* [LISTED RECORDS]
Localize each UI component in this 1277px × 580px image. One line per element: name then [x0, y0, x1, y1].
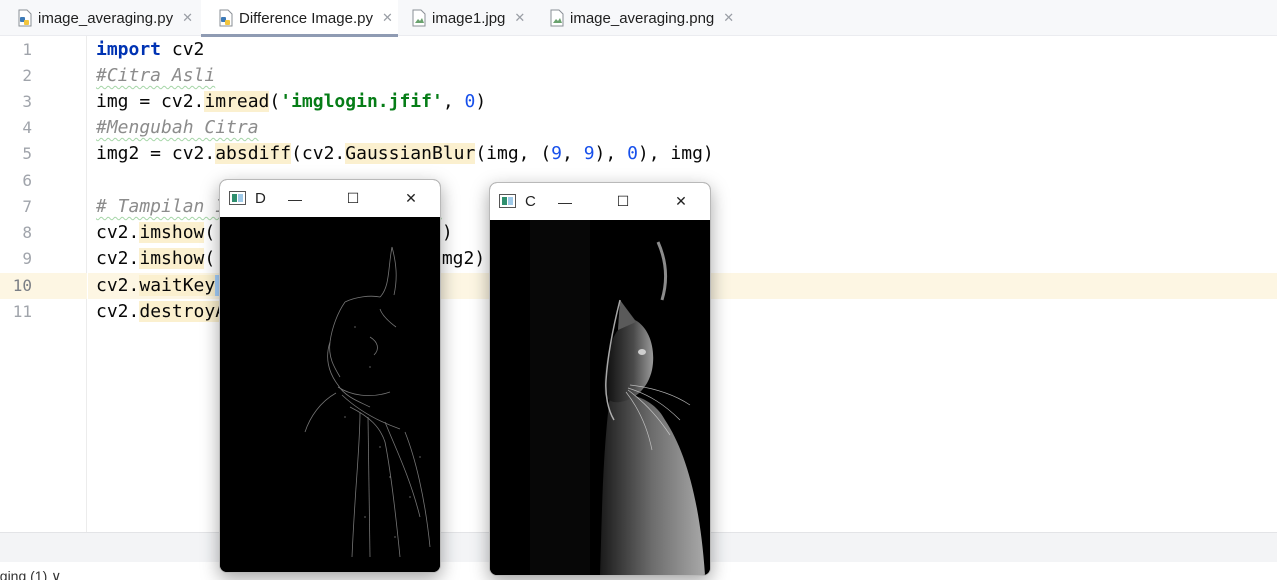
---
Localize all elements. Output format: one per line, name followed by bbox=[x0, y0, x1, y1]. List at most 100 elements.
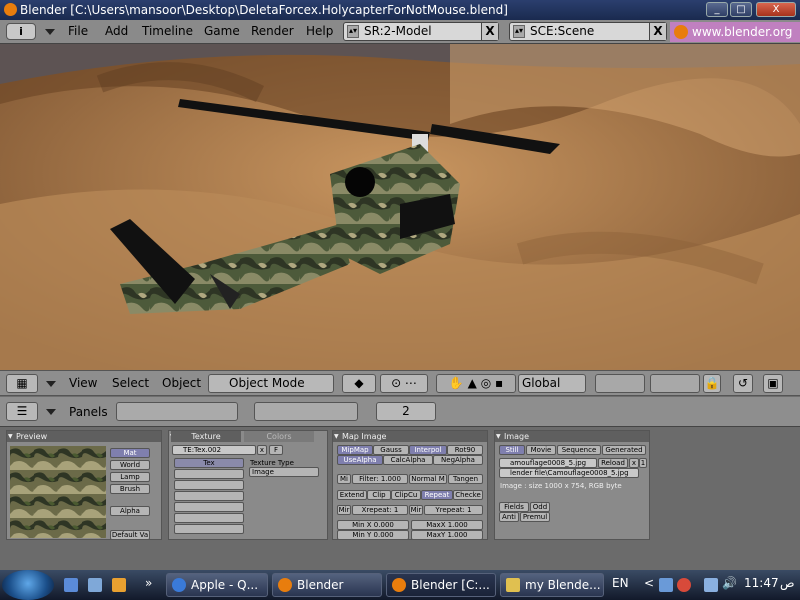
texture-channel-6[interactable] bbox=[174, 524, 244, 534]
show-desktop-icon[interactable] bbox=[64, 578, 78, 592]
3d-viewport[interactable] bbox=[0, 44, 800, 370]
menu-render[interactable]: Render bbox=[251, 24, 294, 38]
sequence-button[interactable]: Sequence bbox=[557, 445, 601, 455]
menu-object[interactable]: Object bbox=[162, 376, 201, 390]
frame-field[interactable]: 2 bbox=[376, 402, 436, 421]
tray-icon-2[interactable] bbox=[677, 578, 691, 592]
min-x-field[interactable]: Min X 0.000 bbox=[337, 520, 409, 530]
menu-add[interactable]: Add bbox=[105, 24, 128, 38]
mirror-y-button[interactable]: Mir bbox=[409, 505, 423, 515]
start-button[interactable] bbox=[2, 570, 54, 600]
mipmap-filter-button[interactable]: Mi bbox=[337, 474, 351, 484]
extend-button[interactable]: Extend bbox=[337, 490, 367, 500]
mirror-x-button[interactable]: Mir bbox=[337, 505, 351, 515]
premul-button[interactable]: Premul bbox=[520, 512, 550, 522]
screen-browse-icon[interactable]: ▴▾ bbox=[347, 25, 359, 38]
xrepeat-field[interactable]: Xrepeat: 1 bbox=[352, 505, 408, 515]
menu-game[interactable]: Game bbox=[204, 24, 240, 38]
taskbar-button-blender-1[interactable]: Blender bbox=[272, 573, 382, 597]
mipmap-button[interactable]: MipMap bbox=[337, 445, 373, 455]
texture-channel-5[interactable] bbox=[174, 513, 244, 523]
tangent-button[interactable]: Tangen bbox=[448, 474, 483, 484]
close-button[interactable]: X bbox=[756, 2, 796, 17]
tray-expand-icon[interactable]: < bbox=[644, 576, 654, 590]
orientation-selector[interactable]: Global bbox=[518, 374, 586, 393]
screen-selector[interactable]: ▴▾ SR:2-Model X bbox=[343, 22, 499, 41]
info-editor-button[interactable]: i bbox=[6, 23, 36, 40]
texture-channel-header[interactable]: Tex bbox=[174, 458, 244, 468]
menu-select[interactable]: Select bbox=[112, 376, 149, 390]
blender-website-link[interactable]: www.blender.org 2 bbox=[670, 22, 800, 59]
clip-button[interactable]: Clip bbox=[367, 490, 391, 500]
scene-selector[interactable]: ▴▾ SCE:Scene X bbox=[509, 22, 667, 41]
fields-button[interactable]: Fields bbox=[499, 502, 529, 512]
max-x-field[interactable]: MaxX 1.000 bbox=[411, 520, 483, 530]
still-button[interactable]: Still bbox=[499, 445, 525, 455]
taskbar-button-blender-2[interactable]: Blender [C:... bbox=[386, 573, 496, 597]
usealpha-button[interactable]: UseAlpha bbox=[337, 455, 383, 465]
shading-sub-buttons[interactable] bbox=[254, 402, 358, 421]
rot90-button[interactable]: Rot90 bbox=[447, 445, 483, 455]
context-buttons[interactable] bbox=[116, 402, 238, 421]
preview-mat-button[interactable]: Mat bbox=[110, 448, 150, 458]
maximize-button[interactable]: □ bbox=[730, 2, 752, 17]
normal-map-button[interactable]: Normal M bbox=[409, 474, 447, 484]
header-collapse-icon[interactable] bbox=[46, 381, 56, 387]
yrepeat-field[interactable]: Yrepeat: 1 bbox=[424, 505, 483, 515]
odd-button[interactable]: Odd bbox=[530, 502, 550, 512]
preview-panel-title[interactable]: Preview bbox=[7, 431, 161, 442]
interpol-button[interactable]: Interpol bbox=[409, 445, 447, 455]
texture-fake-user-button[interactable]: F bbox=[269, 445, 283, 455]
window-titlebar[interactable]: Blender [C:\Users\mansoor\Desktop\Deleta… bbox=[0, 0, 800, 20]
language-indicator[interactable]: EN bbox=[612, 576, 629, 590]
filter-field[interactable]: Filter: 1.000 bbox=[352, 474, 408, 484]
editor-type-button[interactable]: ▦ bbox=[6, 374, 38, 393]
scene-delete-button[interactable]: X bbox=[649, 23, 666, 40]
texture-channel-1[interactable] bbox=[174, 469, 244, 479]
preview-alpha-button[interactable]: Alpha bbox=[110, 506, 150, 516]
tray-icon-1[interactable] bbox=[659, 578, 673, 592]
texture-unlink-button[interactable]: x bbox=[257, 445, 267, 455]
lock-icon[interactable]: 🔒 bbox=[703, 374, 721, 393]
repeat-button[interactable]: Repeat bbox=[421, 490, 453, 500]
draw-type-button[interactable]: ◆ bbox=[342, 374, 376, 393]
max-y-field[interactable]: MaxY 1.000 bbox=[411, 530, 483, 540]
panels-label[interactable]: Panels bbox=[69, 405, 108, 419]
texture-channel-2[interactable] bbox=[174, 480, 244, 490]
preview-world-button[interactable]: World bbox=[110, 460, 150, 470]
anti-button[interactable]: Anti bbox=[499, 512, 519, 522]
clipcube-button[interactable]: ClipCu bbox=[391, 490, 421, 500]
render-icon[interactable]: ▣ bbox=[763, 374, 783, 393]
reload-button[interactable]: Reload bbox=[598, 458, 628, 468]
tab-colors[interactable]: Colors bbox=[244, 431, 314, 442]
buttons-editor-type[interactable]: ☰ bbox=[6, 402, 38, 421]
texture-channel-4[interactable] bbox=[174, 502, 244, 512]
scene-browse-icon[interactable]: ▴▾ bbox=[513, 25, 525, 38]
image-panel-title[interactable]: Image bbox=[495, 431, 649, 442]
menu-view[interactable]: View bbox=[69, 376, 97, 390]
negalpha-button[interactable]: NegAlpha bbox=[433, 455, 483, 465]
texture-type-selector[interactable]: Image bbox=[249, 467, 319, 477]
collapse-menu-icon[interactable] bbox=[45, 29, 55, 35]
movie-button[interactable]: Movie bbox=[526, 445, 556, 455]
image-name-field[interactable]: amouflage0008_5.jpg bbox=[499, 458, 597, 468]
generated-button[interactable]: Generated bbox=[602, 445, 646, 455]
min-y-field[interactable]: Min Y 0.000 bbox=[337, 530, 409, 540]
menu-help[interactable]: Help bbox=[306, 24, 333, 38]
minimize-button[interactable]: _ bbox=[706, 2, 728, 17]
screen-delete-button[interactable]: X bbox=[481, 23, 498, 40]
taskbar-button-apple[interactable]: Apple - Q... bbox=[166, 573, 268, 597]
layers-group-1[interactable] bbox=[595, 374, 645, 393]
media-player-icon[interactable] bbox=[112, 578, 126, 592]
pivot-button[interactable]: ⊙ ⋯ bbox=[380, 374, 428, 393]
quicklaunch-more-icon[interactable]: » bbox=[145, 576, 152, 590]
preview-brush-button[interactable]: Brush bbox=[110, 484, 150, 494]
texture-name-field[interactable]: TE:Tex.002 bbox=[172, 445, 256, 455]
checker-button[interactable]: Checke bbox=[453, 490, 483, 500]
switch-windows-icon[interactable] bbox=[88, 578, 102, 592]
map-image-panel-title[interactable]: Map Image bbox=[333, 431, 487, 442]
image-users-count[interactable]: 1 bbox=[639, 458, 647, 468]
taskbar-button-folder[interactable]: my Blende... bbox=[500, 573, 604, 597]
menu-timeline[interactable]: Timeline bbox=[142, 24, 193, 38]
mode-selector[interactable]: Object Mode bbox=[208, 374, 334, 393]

* [REQUIREMENT] Return the records verbatim, starting with the line that contains "Localize all elements." and going on through the line that contains "mipmap-filter-button[interactable]: Mi bbox=[337, 474, 351, 484]", with both of those lines included. Leave the pictures out of your answer.

* [ANSWER TO THE PROBLEM]
Localize all elements. Output format: one per line, name followed by bbox=[x0, y0, x1, y1]. List at most 100 elements.
texture-channel-6[interactable] bbox=[174, 524, 244, 534]
show-desktop-icon[interactable] bbox=[64, 578, 78, 592]
3d-viewport[interactable] bbox=[0, 44, 800, 370]
menu-render[interactable]: Render bbox=[251, 24, 294, 38]
sequence-button[interactable]: Sequence bbox=[557, 445, 601, 455]
menu-object[interactable]: Object bbox=[162, 376, 201, 390]
frame-field[interactable]: 2 bbox=[376, 402, 436, 421]
tray-icon-2[interactable] bbox=[677, 578, 691, 592]
min-x-field[interactable]: Min X 0.000 bbox=[337, 520, 409, 530]
menu-add[interactable]: Add bbox=[105, 24, 128, 38]
mirror-y-button[interactable]: Mir bbox=[409, 505, 423, 515]
start-button[interactable] bbox=[2, 570, 54, 600]
mipmap-filter-button[interactable]: Mi bbox=[337, 474, 351, 484]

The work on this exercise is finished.